Records shown.
++++++++++

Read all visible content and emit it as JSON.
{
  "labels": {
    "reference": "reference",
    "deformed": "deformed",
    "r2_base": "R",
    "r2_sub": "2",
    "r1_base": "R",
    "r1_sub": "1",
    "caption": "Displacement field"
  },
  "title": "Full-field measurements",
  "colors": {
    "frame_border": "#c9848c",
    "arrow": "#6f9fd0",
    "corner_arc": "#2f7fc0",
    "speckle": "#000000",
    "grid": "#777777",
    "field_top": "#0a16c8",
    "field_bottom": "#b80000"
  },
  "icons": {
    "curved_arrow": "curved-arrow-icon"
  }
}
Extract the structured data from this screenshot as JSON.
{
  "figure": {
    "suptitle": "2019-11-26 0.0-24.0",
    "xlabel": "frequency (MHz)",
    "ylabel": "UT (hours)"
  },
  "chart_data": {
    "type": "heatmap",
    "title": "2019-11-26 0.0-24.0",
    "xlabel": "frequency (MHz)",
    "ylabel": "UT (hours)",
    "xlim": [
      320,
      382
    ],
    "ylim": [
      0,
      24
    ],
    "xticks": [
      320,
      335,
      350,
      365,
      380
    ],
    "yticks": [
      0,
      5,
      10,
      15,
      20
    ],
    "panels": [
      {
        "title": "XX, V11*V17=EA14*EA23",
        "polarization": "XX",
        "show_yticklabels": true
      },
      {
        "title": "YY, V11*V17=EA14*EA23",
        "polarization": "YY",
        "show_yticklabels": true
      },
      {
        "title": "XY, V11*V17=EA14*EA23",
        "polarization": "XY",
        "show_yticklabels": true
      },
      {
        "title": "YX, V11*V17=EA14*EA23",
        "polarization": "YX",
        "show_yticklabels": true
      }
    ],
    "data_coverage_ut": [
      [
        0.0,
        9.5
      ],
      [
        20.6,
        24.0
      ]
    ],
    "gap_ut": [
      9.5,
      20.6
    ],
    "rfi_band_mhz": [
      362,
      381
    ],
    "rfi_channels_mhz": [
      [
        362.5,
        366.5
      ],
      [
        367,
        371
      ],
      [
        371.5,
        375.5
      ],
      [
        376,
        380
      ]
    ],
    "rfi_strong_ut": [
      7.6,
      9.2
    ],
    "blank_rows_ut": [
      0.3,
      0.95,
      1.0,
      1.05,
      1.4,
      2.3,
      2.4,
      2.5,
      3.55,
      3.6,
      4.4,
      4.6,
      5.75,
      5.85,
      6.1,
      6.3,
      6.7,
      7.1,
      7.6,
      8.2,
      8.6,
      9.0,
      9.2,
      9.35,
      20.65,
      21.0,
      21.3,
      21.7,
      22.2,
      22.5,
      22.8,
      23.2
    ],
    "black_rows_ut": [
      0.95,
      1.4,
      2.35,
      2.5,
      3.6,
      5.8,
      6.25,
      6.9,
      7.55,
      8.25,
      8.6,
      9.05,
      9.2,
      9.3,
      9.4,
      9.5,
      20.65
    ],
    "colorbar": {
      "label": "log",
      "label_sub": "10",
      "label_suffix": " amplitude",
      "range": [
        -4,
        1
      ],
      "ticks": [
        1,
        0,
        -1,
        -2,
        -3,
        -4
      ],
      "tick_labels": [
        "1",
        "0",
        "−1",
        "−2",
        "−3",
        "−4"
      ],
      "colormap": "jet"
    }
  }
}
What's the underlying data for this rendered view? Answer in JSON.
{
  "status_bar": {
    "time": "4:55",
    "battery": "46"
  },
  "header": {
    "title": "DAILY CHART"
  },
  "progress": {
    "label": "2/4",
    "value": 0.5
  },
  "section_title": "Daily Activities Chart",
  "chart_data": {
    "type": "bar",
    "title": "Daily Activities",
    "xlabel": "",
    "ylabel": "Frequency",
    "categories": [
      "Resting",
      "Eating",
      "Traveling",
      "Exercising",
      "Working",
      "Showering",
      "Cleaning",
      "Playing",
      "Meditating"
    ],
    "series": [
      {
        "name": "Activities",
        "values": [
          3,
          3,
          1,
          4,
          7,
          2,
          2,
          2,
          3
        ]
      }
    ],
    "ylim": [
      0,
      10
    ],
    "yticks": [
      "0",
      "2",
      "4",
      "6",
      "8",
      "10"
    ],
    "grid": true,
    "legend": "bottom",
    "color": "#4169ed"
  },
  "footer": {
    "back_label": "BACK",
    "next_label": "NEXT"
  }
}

++++++++++

Problem to work on. Recopy all the lines exactly as they appear.

Result below.
Read all visible content and emit it as JSON.
{
  "labels": {
    "reference": "reference",
    "deformed": "deformed",
    "r2_base": "R",
    "r2_sub": "2",
    "r1_base": "R",
    "r1_sub": "1",
    "caption": "Displacement field"
  },
  "title": "Full-field measurements",
  "colors": {
    "frame_border": "#c9848c",
    "arrow": "#6f9fd0",
    "corner_arc": "#2f7fc0",
    "speckle": "#000000",
    "grid": "#777777",
    "field_top": "#0a16c8",
    "field_bottom": "#b80000"
  },
  "icons": {
    "curved_arrow": "curved-arrow-icon"
  }
}
Extract the structured data from this screenshot as JSON.
{
  "figure": {
    "suptitle": "2019-11-26 0.0-24.0",
    "xlabel": "frequency (MHz)",
    "ylabel": "UT (hours)"
  },
  "chart_data": {
    "type": "heatmap",
    "title": "2019-11-26 0.0-24.0",
    "xlabel": "frequency (MHz)",
    "ylabel": "UT (hours)",
    "xlim": [
      320,
      382
    ],
    "ylim": [
      0,
      24
    ],
    "xticks": [
      320,
      335,
      350,
      365,
      380
    ],
    "yticks": [
      0,
      5,
      10,
      15,
      20
    ],
    "panels": [
      {
        "title": "XX, V11*V17=EA14*EA23",
        "polarization": "XX",
        "show_yticklabels": true
      },
      {
        "title": "YY, V11*V17=EA14*EA23",
        "polarization": "YY",
        "show_yticklabels": true
      },
      {
        "title": "XY, V11*V17=EA14*EA23",
        "polarization": "XY",
        "show_yticklabels": true
      },
      {
        "title": "YX, V11*V17=EA14*EA23",
        "polarization": "YX",
        "show_yticklabels": true
      }
    ],
    "data_coverage_ut": [
      [
        0.0,
        9.5
      ],
      [
        20.6,
        24.0
      ]
    ],
    "gap_ut": [
      9.5,
      20.6
    ],
    "rfi_band_mhz": [
      362,
      381
    ],
    "rfi_channels_mhz": [
      [
        362.5,
        366.5
      ],
      [
        367,
        371
      ],
      [
        371.5,
        375.5
      ],
      [
        376,
        380
      ]
    ],
    "rfi_strong_ut": [
      7.6,
      9.2
    ],
    "blank_rows_ut": [
      0.3,
      0.95,
      1.0,
      1.05,
      1.4,
      2.3,
      2.4,
      2.5,
      3.55,
      3.6,
      4.4,
      4.6,
      5.75,
      5.85,
      6.1,
      6.3,
      6.7,
      7.1,
      7.6,
      8.2,
      8.6,
      9.0,
      9.2,
      9.35,
      20.65,
      21.0,
      21.3,
      21.7,
      22.2,
      22.5,
      22.8,
      23.2
    ],
    "black_rows_ut": [
      0.95,
      1.4,
      2.35,
      2.5,
      3.6,
      5.8,
      6.25,
      6.9,
      7.55,
      8.25,
      8.6,
      9.05,
      9.2,
      9.3,
      9.4,
      9.5,
      20.65
    ],
    "colorbar": {
      "label": "log",
      "label_sub": "10",
      "label_suffix": " amplitude",
      "range": [
        -4,
        1
      ],
      "ticks": [
        1,
        0,
        -1,
        -2,
        -3,
        -4
      ],
      "tick_labels": [
        "1",
        "0",
        "−1",
        "−2",
        "−3",
        "−4"
      ],
      "colormap": "jet"
    }
  }
}
What's the underlying data for this rendered view? Answer in JSON.
{
  "status_bar": {
    "time": "4:55",
    "battery": "46"
  },
  "header": {
    "title": "DAILY CHART"
  },
  "progress": {
    "label": "2/4",
    "value": 0.5
  },
  "section_title": "Daily Activities Chart",
  "chart_data": {
    "type": "bar",
    "title": "Daily Activities",
    "xlabel": "",
    "ylabel": "Frequency",
    "categories": [
      "Resting",
      "Eating",
      "Traveling",
      "Exercising",
      "Working",
      "Showering",
      "Cleaning",
      "Playing",
      "Meditating"
    ],
    "series": [
      {
        "name": "Activities",
        "values": [
          3,
          3,
          1,
          4,
          7,
          2,
          2,
          2,
          3
        ]
      }
    ],
    "ylim": [
      0,
      10
    ],
    "yticks": [
      "0",
      "2",
      "4",
      "6",
      "8",
      "10"
    ],
    "grid": true,
    "legend": "bottom",
    "color": "#4169ed"
  },
  "footer": {
    "back_label": "BACK",
    "next_label": "NEXT"
  }
}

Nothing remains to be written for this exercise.